> [Your instructions]
Your task is to output the listing word for word, with pictures excluded.

> [Items]
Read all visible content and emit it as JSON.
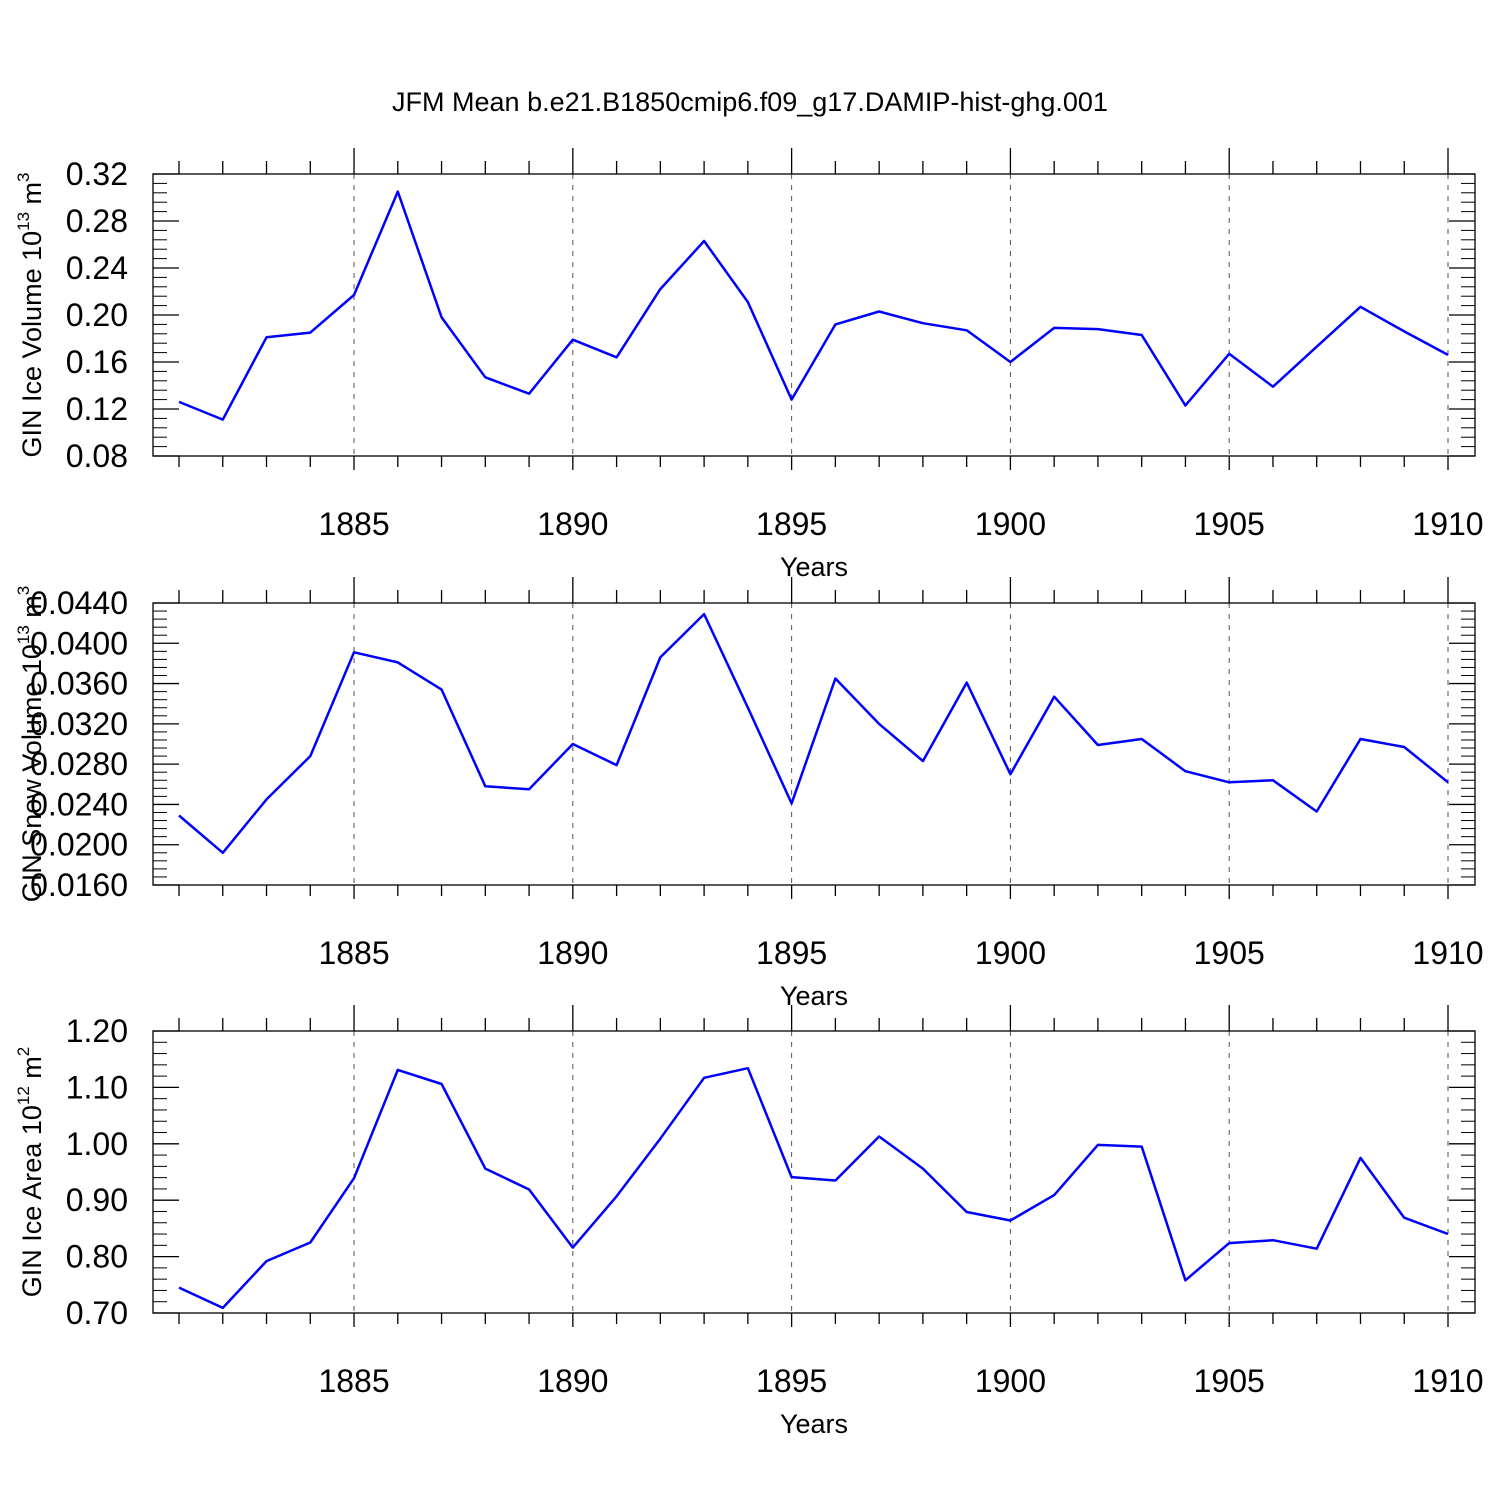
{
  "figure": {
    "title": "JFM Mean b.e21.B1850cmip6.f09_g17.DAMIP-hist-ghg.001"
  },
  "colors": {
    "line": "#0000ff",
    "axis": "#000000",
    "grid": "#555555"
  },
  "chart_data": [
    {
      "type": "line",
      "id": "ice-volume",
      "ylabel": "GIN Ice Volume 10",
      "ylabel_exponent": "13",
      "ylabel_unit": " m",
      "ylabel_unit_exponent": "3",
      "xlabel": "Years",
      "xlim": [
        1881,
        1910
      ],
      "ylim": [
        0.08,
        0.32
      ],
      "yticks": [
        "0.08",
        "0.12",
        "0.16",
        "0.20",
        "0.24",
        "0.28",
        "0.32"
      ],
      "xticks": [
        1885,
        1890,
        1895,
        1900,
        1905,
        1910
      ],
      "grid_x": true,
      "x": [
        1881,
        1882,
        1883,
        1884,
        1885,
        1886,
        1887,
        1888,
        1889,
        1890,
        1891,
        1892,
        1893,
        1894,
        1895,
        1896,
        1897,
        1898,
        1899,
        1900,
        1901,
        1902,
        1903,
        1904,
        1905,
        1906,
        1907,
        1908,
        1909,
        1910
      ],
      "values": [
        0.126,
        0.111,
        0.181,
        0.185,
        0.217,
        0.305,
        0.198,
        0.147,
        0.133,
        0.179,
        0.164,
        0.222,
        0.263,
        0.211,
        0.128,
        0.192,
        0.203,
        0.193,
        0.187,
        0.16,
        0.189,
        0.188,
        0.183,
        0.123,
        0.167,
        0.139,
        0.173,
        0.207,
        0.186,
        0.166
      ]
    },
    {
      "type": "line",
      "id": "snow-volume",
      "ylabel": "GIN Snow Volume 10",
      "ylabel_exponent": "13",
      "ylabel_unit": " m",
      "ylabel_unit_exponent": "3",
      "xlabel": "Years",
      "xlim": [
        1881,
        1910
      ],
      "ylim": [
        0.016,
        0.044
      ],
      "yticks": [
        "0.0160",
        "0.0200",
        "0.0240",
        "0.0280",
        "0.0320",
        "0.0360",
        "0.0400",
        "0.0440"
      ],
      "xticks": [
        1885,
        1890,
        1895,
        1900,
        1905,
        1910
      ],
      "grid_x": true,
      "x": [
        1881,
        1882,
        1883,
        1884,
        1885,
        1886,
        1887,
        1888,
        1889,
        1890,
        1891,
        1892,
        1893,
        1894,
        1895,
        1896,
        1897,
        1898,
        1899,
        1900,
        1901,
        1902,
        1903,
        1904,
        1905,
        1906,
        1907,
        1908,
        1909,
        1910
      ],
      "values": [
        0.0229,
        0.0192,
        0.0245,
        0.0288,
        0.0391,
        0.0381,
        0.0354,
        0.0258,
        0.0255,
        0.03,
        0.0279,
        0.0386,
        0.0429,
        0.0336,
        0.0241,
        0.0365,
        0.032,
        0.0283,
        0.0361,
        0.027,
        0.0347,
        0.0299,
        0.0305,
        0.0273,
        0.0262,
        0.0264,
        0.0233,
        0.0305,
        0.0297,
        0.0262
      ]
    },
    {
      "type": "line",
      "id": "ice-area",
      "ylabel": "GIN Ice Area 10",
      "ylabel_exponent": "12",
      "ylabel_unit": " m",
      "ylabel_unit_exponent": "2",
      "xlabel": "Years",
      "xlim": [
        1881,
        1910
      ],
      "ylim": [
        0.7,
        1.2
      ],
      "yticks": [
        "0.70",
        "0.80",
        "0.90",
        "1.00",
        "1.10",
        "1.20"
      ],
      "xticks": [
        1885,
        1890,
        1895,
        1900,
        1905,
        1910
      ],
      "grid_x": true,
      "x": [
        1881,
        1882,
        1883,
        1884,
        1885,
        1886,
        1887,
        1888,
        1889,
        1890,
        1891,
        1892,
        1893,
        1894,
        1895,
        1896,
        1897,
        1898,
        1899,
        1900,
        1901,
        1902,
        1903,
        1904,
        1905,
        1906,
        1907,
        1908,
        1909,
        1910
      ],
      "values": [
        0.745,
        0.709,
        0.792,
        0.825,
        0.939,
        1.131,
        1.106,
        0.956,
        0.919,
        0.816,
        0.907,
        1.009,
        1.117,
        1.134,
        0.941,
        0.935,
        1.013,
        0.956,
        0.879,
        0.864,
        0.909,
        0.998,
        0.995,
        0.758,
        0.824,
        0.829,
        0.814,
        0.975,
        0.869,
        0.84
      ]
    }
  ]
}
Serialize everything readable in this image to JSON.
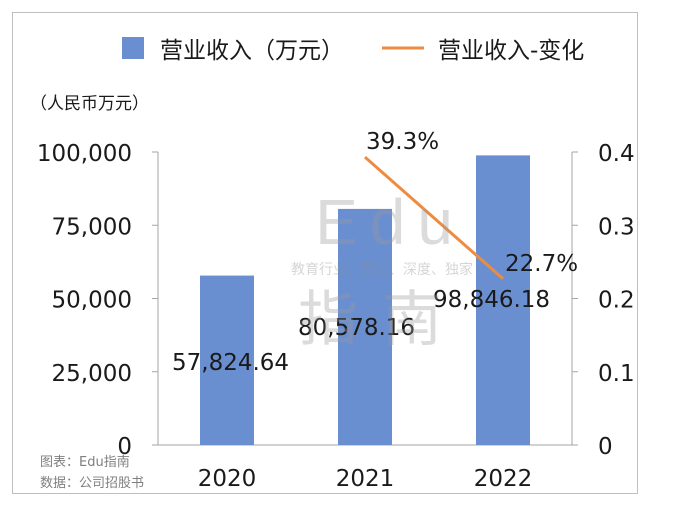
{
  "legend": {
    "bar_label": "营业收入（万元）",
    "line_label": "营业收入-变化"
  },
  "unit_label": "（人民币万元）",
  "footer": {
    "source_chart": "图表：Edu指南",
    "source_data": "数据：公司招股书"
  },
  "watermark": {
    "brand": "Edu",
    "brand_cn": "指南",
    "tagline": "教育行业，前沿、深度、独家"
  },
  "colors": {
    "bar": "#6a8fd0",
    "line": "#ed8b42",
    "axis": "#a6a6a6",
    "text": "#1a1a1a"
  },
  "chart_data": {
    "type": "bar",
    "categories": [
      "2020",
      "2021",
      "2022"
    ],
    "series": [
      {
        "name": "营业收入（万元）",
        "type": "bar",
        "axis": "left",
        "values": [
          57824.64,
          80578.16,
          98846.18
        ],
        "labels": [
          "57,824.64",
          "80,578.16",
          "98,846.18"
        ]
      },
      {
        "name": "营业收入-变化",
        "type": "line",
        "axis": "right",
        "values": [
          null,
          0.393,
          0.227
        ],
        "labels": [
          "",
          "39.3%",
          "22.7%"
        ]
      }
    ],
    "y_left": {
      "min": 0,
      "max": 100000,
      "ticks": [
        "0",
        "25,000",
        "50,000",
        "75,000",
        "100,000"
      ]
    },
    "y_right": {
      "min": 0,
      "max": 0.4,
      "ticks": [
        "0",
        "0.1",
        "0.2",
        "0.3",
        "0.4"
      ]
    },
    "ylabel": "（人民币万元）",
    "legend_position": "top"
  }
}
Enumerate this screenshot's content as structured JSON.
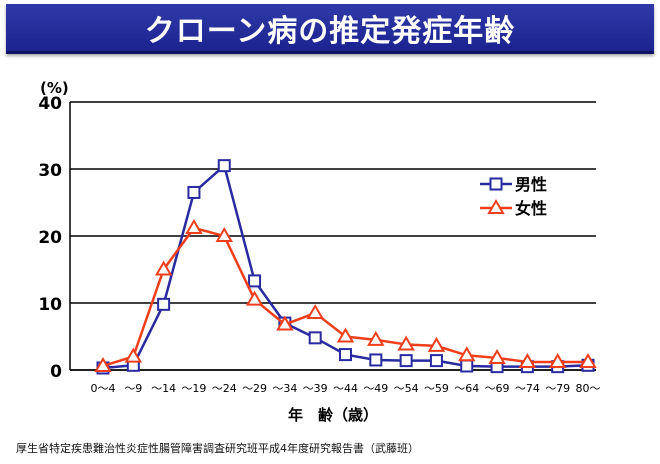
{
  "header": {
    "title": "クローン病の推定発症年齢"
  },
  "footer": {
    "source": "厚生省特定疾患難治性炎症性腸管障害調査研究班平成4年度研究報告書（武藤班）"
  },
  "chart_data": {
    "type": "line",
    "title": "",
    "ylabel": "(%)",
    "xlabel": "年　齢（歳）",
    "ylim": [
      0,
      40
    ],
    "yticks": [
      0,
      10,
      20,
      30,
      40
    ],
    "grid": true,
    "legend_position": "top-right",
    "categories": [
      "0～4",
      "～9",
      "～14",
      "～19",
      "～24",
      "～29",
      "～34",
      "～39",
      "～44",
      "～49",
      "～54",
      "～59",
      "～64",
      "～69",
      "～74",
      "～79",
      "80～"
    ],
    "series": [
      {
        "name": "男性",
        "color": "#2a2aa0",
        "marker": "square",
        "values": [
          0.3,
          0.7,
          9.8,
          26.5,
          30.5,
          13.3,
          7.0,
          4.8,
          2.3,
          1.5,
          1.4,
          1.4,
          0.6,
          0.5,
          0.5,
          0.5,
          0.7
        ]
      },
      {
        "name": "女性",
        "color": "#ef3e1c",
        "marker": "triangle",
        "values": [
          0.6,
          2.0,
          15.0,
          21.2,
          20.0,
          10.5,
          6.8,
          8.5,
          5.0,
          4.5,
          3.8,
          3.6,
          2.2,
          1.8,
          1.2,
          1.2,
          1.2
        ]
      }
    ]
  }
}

> [Exercise result]
Read all visible content and emit it as JSON.
{
  "figure": {
    "title": "JFM Mean b.e21.B1850cmip6.f09_g17.DAMIP-hist-ghg.001"
  },
  "colors": {
    "line": "#0000ff",
    "axis": "#000000",
    "grid": "#555555"
  },
  "chart_data": [
    {
      "type": "line",
      "id": "ice-volume",
      "ylabel": "GIN Ice Volume 10",
      "ylabel_exponent": "13",
      "ylabel_unit": " m",
      "ylabel_unit_exponent": "3",
      "xlabel": "Years",
      "xlim": [
        1881,
        1910
      ],
      "ylim": [
        0.08,
        0.32
      ],
      "yticks": [
        "0.08",
        "0.12",
        "0.16",
        "0.20",
        "0.24",
        "0.28",
        "0.32"
      ],
      "xticks": [
        1885,
        1890,
        1895,
        1900,
        1905,
        1910
      ],
      "grid_x": true,
      "x": [
        1881,
        1882,
        1883,
        1884,
        1885,
        1886,
        1887,
        1888,
        1889,
        1890,
        1891,
        1892,
        1893,
        1894,
        1895,
        1896,
        1897,
        1898,
        1899,
        1900,
        1901,
        1902,
        1903,
        1904,
        1905,
        1906,
        1907,
        1908,
        1909,
        1910
      ],
      "values": [
        0.126,
        0.111,
        0.181,
        0.185,
        0.217,
        0.305,
        0.198,
        0.147,
        0.133,
        0.179,
        0.164,
        0.222,
        0.263,
        0.211,
        0.128,
        0.192,
        0.203,
        0.193,
        0.187,
        0.16,
        0.189,
        0.188,
        0.183,
        0.123,
        0.167,
        0.139,
        0.173,
        0.207,
        0.186,
        0.166
      ]
    },
    {
      "type": "line",
      "id": "snow-volume",
      "ylabel": "GIN Snow Volume 10",
      "ylabel_exponent": "13",
      "ylabel_unit": " m",
      "ylabel_unit_exponent": "3",
      "xlabel": "Years",
      "xlim": [
        1881,
        1910
      ],
      "ylim": [
        0.016,
        0.044
      ],
      "yticks": [
        "0.0160",
        "0.0200",
        "0.0240",
        "0.0280",
        "0.0320",
        "0.0360",
        "0.0400",
        "0.0440"
      ],
      "xticks": [
        1885,
        1890,
        1895,
        1900,
        1905,
        1910
      ],
      "grid_x": true,
      "x": [
        1881,
        1882,
        1883,
        1884,
        1885,
        1886,
        1887,
        1888,
        1889,
        1890,
        1891,
        1892,
        1893,
        1894,
        1895,
        1896,
        1897,
        1898,
        1899,
        1900,
        1901,
        1902,
        1903,
        1904,
        1905,
        1906,
        1907,
        1908,
        1909,
        1910
      ],
      "values": [
        0.0229,
        0.0192,
        0.0245,
        0.0288,
        0.0391,
        0.0381,
        0.0354,
        0.0258,
        0.0255,
        0.03,
        0.0279,
        0.0386,
        0.0429,
        0.0336,
        0.0241,
        0.0365,
        0.032,
        0.0283,
        0.0361,
        0.027,
        0.0347,
        0.0299,
        0.0305,
        0.0273,
        0.0262,
        0.0264,
        0.0233,
        0.0305,
        0.0297,
        0.0262
      ]
    },
    {
      "type": "line",
      "id": "ice-area",
      "ylabel": "GIN Ice Area 10",
      "ylabel_exponent": "12",
      "ylabel_unit": " m",
      "ylabel_unit_exponent": "2",
      "xlabel": "Years",
      "xlim": [
        1881,
        1910
      ],
      "ylim": [
        0.7,
        1.2
      ],
      "yticks": [
        "0.70",
        "0.80",
        "0.90",
        "1.00",
        "1.10",
        "1.20"
      ],
      "xticks": [
        1885,
        1890,
        1895,
        1900,
        1905,
        1910
      ],
      "grid_x": true,
      "x": [
        1881,
        1882,
        1883,
        1884,
        1885,
        1886,
        1887,
        1888,
        1889,
        1890,
        1891,
        1892,
        1893,
        1894,
        1895,
        1896,
        1897,
        1898,
        1899,
        1900,
        1901,
        1902,
        1903,
        1904,
        1905,
        1906,
        1907,
        1908,
        1909,
        1910
      ],
      "values": [
        0.745,
        0.709,
        0.792,
        0.825,
        0.939,
        1.131,
        1.106,
        0.956,
        0.919,
        0.816,
        0.907,
        1.009,
        1.117,
        1.134,
        0.941,
        0.935,
        1.013,
        0.956,
        0.879,
        0.864,
        0.909,
        0.998,
        0.995,
        0.758,
        0.824,
        0.829,
        0.814,
        0.975,
        0.869,
        0.84
      ]
    }
  ]
}
Serialize everything readable in this image to JSON.
{
  "legend": {
    "bar_label": "营业收入（万元）",
    "line_label": "营业收入-变化"
  },
  "unit_label": "（人民币万元）",
  "footer": {
    "source_chart": "图表：Edu指南",
    "source_data": "数据：公司招股书"
  },
  "watermark": {
    "brand": "Edu",
    "brand_cn": "指南",
    "tagline": "教育行业，前沿、深度、独家"
  },
  "colors": {
    "bar": "#6a8fd0",
    "line": "#ed8b42",
    "axis": "#a6a6a6",
    "text": "#1a1a1a"
  },
  "chart_data": {
    "type": "bar",
    "categories": [
      "2020",
      "2021",
      "2022"
    ],
    "series": [
      {
        "name": "营业收入（万元）",
        "type": "bar",
        "axis": "left",
        "values": [
          57824.64,
          80578.16,
          98846.18
        ],
        "labels": [
          "57,824.64",
          "80,578.16",
          "98,846.18"
        ]
      },
      {
        "name": "营业收入-变化",
        "type": "line",
        "axis": "right",
        "values": [
          null,
          0.393,
          0.227
        ],
        "labels": [
          "",
          "39.3%",
          "22.7%"
        ]
      }
    ],
    "y_left": {
      "min": 0,
      "max": 100000,
      "ticks": [
        "0",
        "25,000",
        "50,000",
        "75,000",
        "100,000"
      ]
    },
    "y_right": {
      "min": 0,
      "max": 0.4,
      "ticks": [
        "0",
        "0.1",
        "0.2",
        "0.3",
        "0.4"
      ]
    },
    "ylabel": "（人民币万元）",
    "legend_position": "top"
  }
}
Enumerate this screenshot's content as structured JSON.
{
  "header": {
    "title": "クローン病の推定発症年齢"
  },
  "footer": {
    "source": "厚生省特定疾患難治性炎症性腸管障害調査研究班平成4年度研究報告書（武藤班）"
  },
  "chart_data": {
    "type": "line",
    "title": "",
    "ylabel": "(%)",
    "xlabel": "年　齢（歳）",
    "ylim": [
      0,
      40
    ],
    "yticks": [
      0,
      10,
      20,
      30,
      40
    ],
    "grid": true,
    "legend_position": "top-right",
    "categories": [
      "0～4",
      "～9",
      "～14",
      "～19",
      "～24",
      "～29",
      "～34",
      "～39",
      "～44",
      "～49",
      "～54",
      "～59",
      "～64",
      "～69",
      "～74",
      "～79",
      "80～"
    ],
    "series": [
      {
        "name": "男性",
        "color": "#2a2aa0",
        "marker": "square",
        "values": [
          0.3,
          0.7,
          9.8,
          26.5,
          30.5,
          13.3,
          7.0,
          4.8,
          2.3,
          1.5,
          1.4,
          1.4,
          0.6,
          0.5,
          0.5,
          0.5,
          0.7
        ]
      },
      {
        "name": "女性",
        "color": "#ef3e1c",
        "marker": "triangle",
        "values": [
          0.6,
          2.0,
          15.0,
          21.2,
          20.0,
          10.5,
          6.8,
          8.5,
          5.0,
          4.5,
          3.8,
          3.6,
          2.2,
          1.8,
          1.2,
          1.2,
          1.2
        ]
      }
    ]
  }
}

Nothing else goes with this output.